◆ **Your task**: Your task is to copy the listing exactly. Drop any pictures from the copy.

◆ **Provided records**:

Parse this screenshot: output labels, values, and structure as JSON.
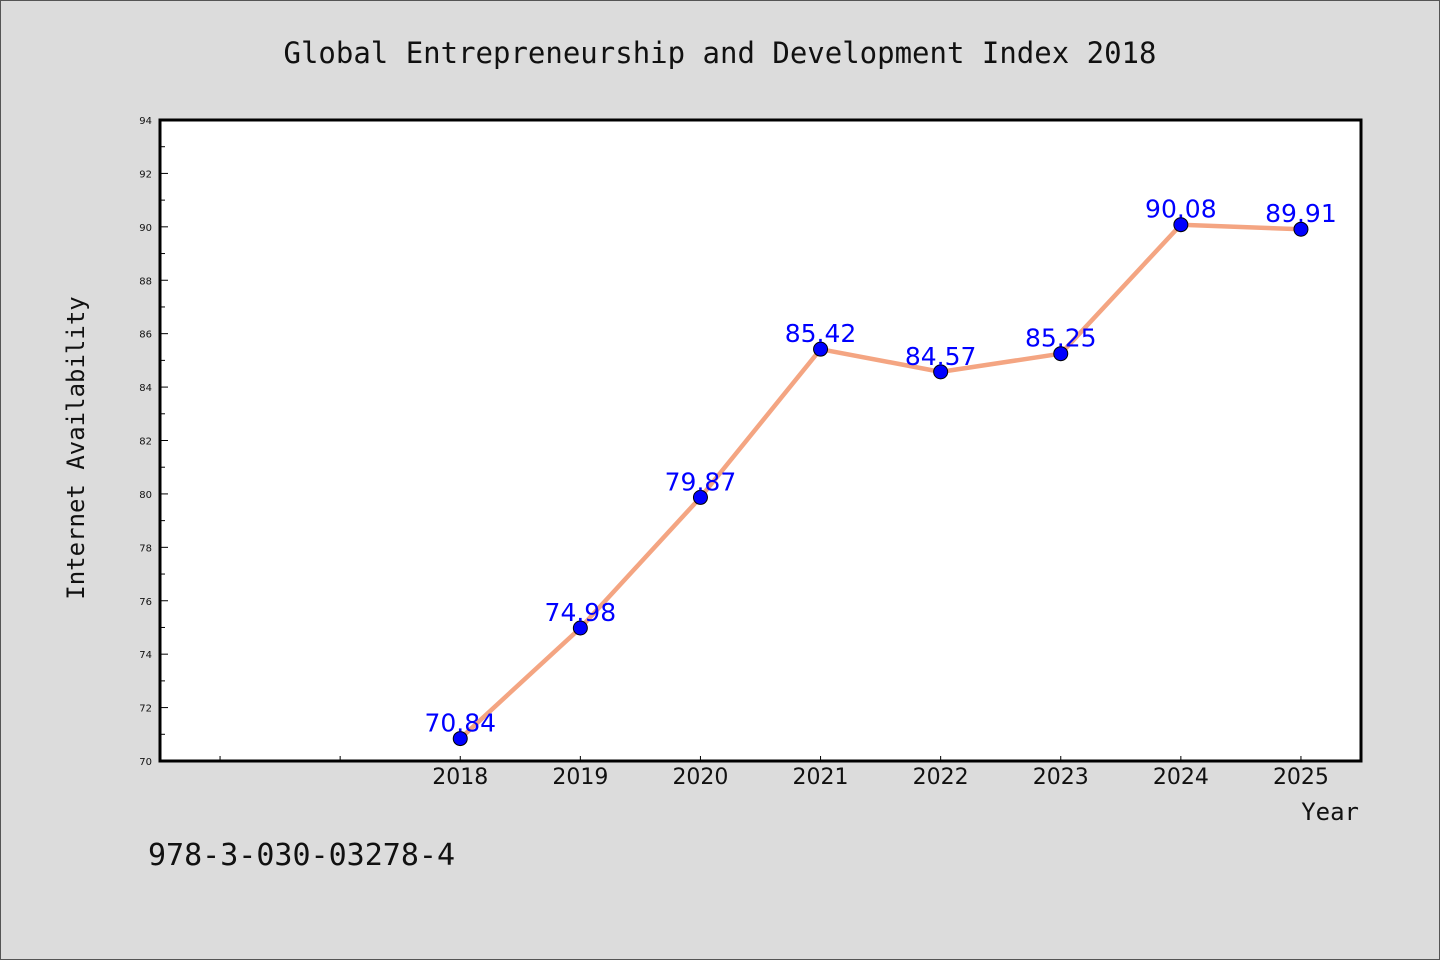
{
  "chart_data": {
    "type": "line",
    "title": "Global Entrepreneurship and Development Index 2018",
    "xlabel": "Year",
    "ylabel": "Internet Availability",
    "x_axis_range": [
      2015.5,
      2025.5
    ],
    "ylim": [
      70,
      94
    ],
    "y_ticks": [
      "70",
      "72",
      "74",
      "76",
      "78",
      "80",
      "82",
      "84",
      "86",
      "88",
      "90",
      "92",
      "94"
    ],
    "categories": [
      "2018",
      "2019",
      "2020",
      "2021",
      "2022",
      "2023",
      "2024",
      "2025"
    ],
    "series": [
      {
        "x": [
          2018,
          2019,
          2020,
          2021,
          2022,
          2023,
          2024,
          2025
        ],
        "values": [
          70.84,
          74.98,
          79.87,
          85.42,
          84.57,
          85.25,
          90.08,
          89.91
        ],
        "labels": [
          "70.84",
          "74.98",
          "79.87",
          "85.42",
          "84.57",
          "85.25",
          "90.08",
          "89.91"
        ]
      }
    ],
    "grid": false,
    "line_color": "#f4a582",
    "marker_color": "#0000ff",
    "label_color": "#0000ff",
    "background_color": "#dcdcdc",
    "plot_background": "#ffffff"
  },
  "footer": {
    "isbn": "978-3-030-03278-4"
  }
}
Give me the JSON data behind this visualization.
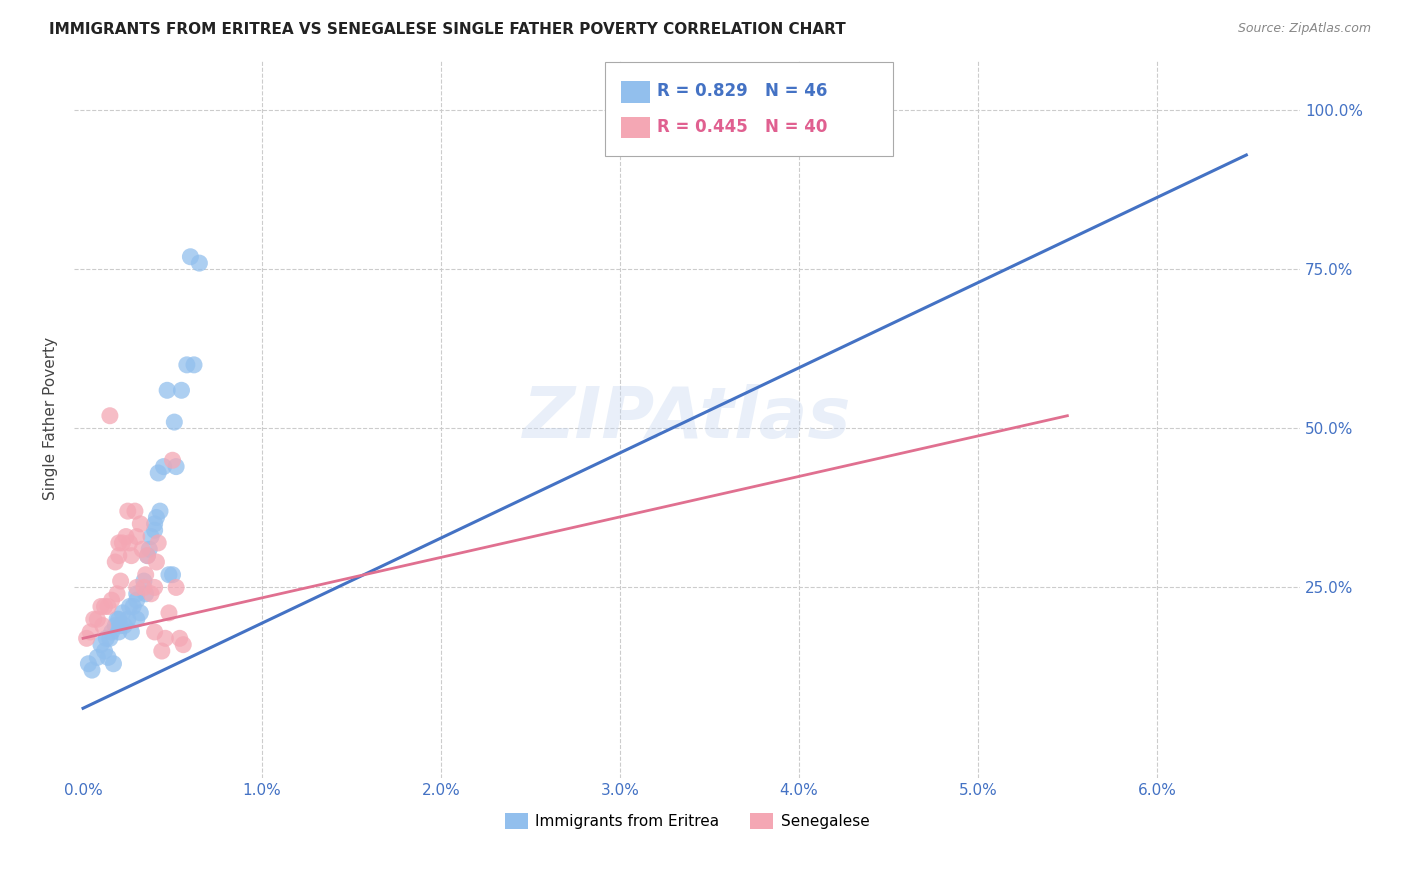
{
  "title": "IMMIGRANTS FROM ERITREA VS SENEGALESE SINGLE FATHER POVERTY CORRELATION CHART",
  "source": "Source: ZipAtlas.com",
  "ylabel": "Single Father Poverty",
  "yticks_labels": [
    "25.0%",
    "50.0%",
    "75.0%",
    "100.0%"
  ],
  "ytick_vals": [
    25.0,
    50.0,
    75.0,
    100.0
  ],
  "xtick_vals": [
    0.0,
    1.0,
    2.0,
    3.0,
    4.0,
    5.0,
    6.0
  ],
  "xtick_labels": [
    "0.0%",
    "1.0%",
    "2.0%",
    "3.0%",
    "4.0%",
    "5.0%",
    "6.0%"
  ],
  "legend_eritrea": "R = 0.829   N = 46",
  "legend_senegalese": "R = 0.445   N = 40",
  "legend_label_eritrea": "Immigrants from Eritrea",
  "legend_label_senegalese": "Senegalese",
  "color_eritrea": "#92BFED",
  "color_senegalese": "#F4A7B4",
  "line_color_eritrea": "#4472C4",
  "line_color_senegalese": "#E07090",
  "watermark": "ZIPAtlas",
  "eritrea_x": [
    0.03,
    0.05,
    0.08,
    0.1,
    0.12,
    0.13,
    0.15,
    0.16,
    0.17,
    0.18,
    0.2,
    0.2,
    0.21,
    0.22,
    0.25,
    0.26,
    0.27,
    0.3,
    0.3,
    0.3,
    0.32,
    0.34,
    0.35,
    0.36,
    0.38,
    0.4,
    0.4,
    0.41,
    0.42,
    0.45,
    0.48,
    0.5,
    0.51,
    0.55,
    0.6,
    0.62,
    0.19,
    0.28,
    0.14,
    0.23,
    0.37,
    0.43,
    0.52,
    0.58,
    0.47,
    0.65
  ],
  "eritrea_y": [
    13.0,
    12.0,
    14.0,
    16.0,
    15.0,
    17.0,
    17.0,
    18.0,
    13.0,
    19.0,
    18.0,
    20.0,
    19.0,
    21.0,
    20.0,
    22.0,
    18.0,
    20.0,
    23.0,
    24.0,
    21.0,
    26.0,
    24.0,
    30.0,
    33.0,
    35.0,
    34.0,
    36.0,
    43.0,
    44.0,
    27.0,
    27.0,
    51.0,
    56.0,
    77.0,
    60.0,
    20.0,
    22.0,
    14.0,
    19.0,
    31.0,
    37.0,
    44.0,
    60.0,
    56.0,
    76.0
  ],
  "eritrea_line_x": [
    0.0,
    6.5
  ],
  "eritrea_line_y": [
    6.0,
    93.0
  ],
  "senegalese_x": [
    0.02,
    0.04,
    0.06,
    0.08,
    0.1,
    0.11,
    0.12,
    0.14,
    0.16,
    0.18,
    0.2,
    0.2,
    0.22,
    0.24,
    0.25,
    0.27,
    0.3,
    0.3,
    0.32,
    0.34,
    0.36,
    0.38,
    0.4,
    0.4,
    0.42,
    0.44,
    0.46,
    0.5,
    0.52,
    0.54,
    0.56,
    0.15,
    0.29,
    0.33,
    0.48,
    0.19,
    0.21,
    0.26,
    0.35,
    0.41
  ],
  "senegalese_y": [
    17.0,
    18.0,
    20.0,
    20.0,
    22.0,
    19.0,
    22.0,
    22.0,
    23.0,
    29.0,
    30.0,
    32.0,
    32.0,
    33.0,
    37.0,
    30.0,
    33.0,
    25.0,
    35.0,
    25.0,
    30.0,
    24.0,
    25.0,
    18.0,
    32.0,
    15.0,
    17.0,
    45.0,
    25.0,
    17.0,
    16.0,
    52.0,
    37.0,
    31.0,
    21.0,
    24.0,
    26.0,
    32.0,
    27.0,
    29.0
  ],
  "senegalese_line_x": [
    0.0,
    5.5
  ],
  "senegalese_line_y": [
    17.0,
    52.0
  ],
  "xlim": [
    -0.05,
    6.8
  ],
  "ylim": [
    -5.0,
    108.0
  ]
}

◆ **Output for this exercise**:
Parse this screenshot: output labels, values, and structure as JSON.
{
  "chart_data": {
    "type": "line",
    "title": "Global Entrepreneurship and Development Index 2018",
    "xlabel": "Year",
    "ylabel": "Internet Availability",
    "x_axis_range": [
      2015.5,
      2025.5
    ],
    "ylim": [
      70,
      94
    ],
    "y_ticks": [
      "70",
      "72",
      "74",
      "76",
      "78",
      "80",
      "82",
      "84",
      "86",
      "88",
      "90",
      "92",
      "94"
    ],
    "categories": [
      "2018",
      "2019",
      "2020",
      "2021",
      "2022",
      "2023",
      "2024",
      "2025"
    ],
    "series": [
      {
        "x": [
          2018,
          2019,
          2020,
          2021,
          2022,
          2023,
          2024,
          2025
        ],
        "values": [
          70.84,
          74.98,
          79.87,
          85.42,
          84.57,
          85.25,
          90.08,
          89.91
        ],
        "labels": [
          "70.84",
          "74.98",
          "79.87",
          "85.42",
          "84.57",
          "85.25",
          "90.08",
          "89.91"
        ]
      }
    ],
    "grid": false,
    "line_color": "#f4a582",
    "marker_color": "#0000ff",
    "label_color": "#0000ff",
    "background_color": "#dcdcdc",
    "plot_background": "#ffffff"
  },
  "footer": {
    "isbn": "978-3-030-03278-4"
  }
}
Give me the JSON data behind this visualization.
{
  "title": "IMMIGRANTS FROM ERITREA VS SENEGALESE SINGLE FATHER POVERTY CORRELATION CHART",
  "source": "Source: ZipAtlas.com",
  "ylabel": "Single Father Poverty",
  "yticks_labels": [
    "25.0%",
    "50.0%",
    "75.0%",
    "100.0%"
  ],
  "ytick_vals": [
    25.0,
    50.0,
    75.0,
    100.0
  ],
  "xtick_vals": [
    0.0,
    1.0,
    2.0,
    3.0,
    4.0,
    5.0,
    6.0
  ],
  "xtick_labels": [
    "0.0%",
    "1.0%",
    "2.0%",
    "3.0%",
    "4.0%",
    "5.0%",
    "6.0%"
  ],
  "legend_eritrea": "R = 0.829   N = 46",
  "legend_senegalese": "R = 0.445   N = 40",
  "legend_label_eritrea": "Immigrants from Eritrea",
  "legend_label_senegalese": "Senegalese",
  "color_eritrea": "#92BFED",
  "color_senegalese": "#F4A7B4",
  "line_color_eritrea": "#4472C4",
  "line_color_senegalese": "#E07090",
  "watermark": "ZIPAtlas",
  "eritrea_x": [
    0.03,
    0.05,
    0.08,
    0.1,
    0.12,
    0.13,
    0.15,
    0.16,
    0.17,
    0.18,
    0.2,
    0.2,
    0.21,
    0.22,
    0.25,
    0.26,
    0.27,
    0.3,
    0.3,
    0.3,
    0.32,
    0.34,
    0.35,
    0.36,
    0.38,
    0.4,
    0.4,
    0.41,
    0.42,
    0.45,
    0.48,
    0.5,
    0.51,
    0.55,
    0.6,
    0.62,
    0.19,
    0.28,
    0.14,
    0.23,
    0.37,
    0.43,
    0.52,
    0.58,
    0.47,
    0.65
  ],
  "eritrea_y": [
    13.0,
    12.0,
    14.0,
    16.0,
    15.0,
    17.0,
    17.0,
    18.0,
    13.0,
    19.0,
    18.0,
    20.0,
    19.0,
    21.0,
    20.0,
    22.0,
    18.0,
    20.0,
    23.0,
    24.0,
    21.0,
    26.0,
    24.0,
    30.0,
    33.0,
    35.0,
    34.0,
    36.0,
    43.0,
    44.0,
    27.0,
    27.0,
    51.0,
    56.0,
    77.0,
    60.0,
    20.0,
    22.0,
    14.0,
    19.0,
    31.0,
    37.0,
    44.0,
    60.0,
    56.0,
    76.0
  ],
  "eritrea_line_x": [
    0.0,
    6.5
  ],
  "eritrea_line_y": [
    6.0,
    93.0
  ],
  "senegalese_x": [
    0.02,
    0.04,
    0.06,
    0.08,
    0.1,
    0.11,
    0.12,
    0.14,
    0.16,
    0.18,
    0.2,
    0.2,
    0.22,
    0.24,
    0.25,
    0.27,
    0.3,
    0.3,
    0.32,
    0.34,
    0.36,
    0.38,
    0.4,
    0.4,
    0.42,
    0.44,
    0.46,
    0.5,
    0.52,
    0.54,
    0.56,
    0.15,
    0.29,
    0.33,
    0.48,
    0.19,
    0.21,
    0.26,
    0.35,
    0.41
  ],
  "senegalese_y": [
    17.0,
    18.0,
    20.0,
    20.0,
    22.0,
    19.0,
    22.0,
    22.0,
    23.0,
    29.0,
    30.0,
    32.0,
    32.0,
    33.0,
    37.0,
    30.0,
    33.0,
    25.0,
    35.0,
    25.0,
    30.0,
    24.0,
    25.0,
    18.0,
    32.0,
    15.0,
    17.0,
    45.0,
    25.0,
    17.0,
    16.0,
    52.0,
    37.0,
    31.0,
    21.0,
    24.0,
    26.0,
    32.0,
    27.0,
    29.0
  ],
  "senegalese_line_x": [
    0.0,
    5.5
  ],
  "senegalese_line_y": [
    17.0,
    52.0
  ],
  "xlim": [
    -0.05,
    6.8
  ],
  "ylim": [
    -5.0,
    108.0
  ]
}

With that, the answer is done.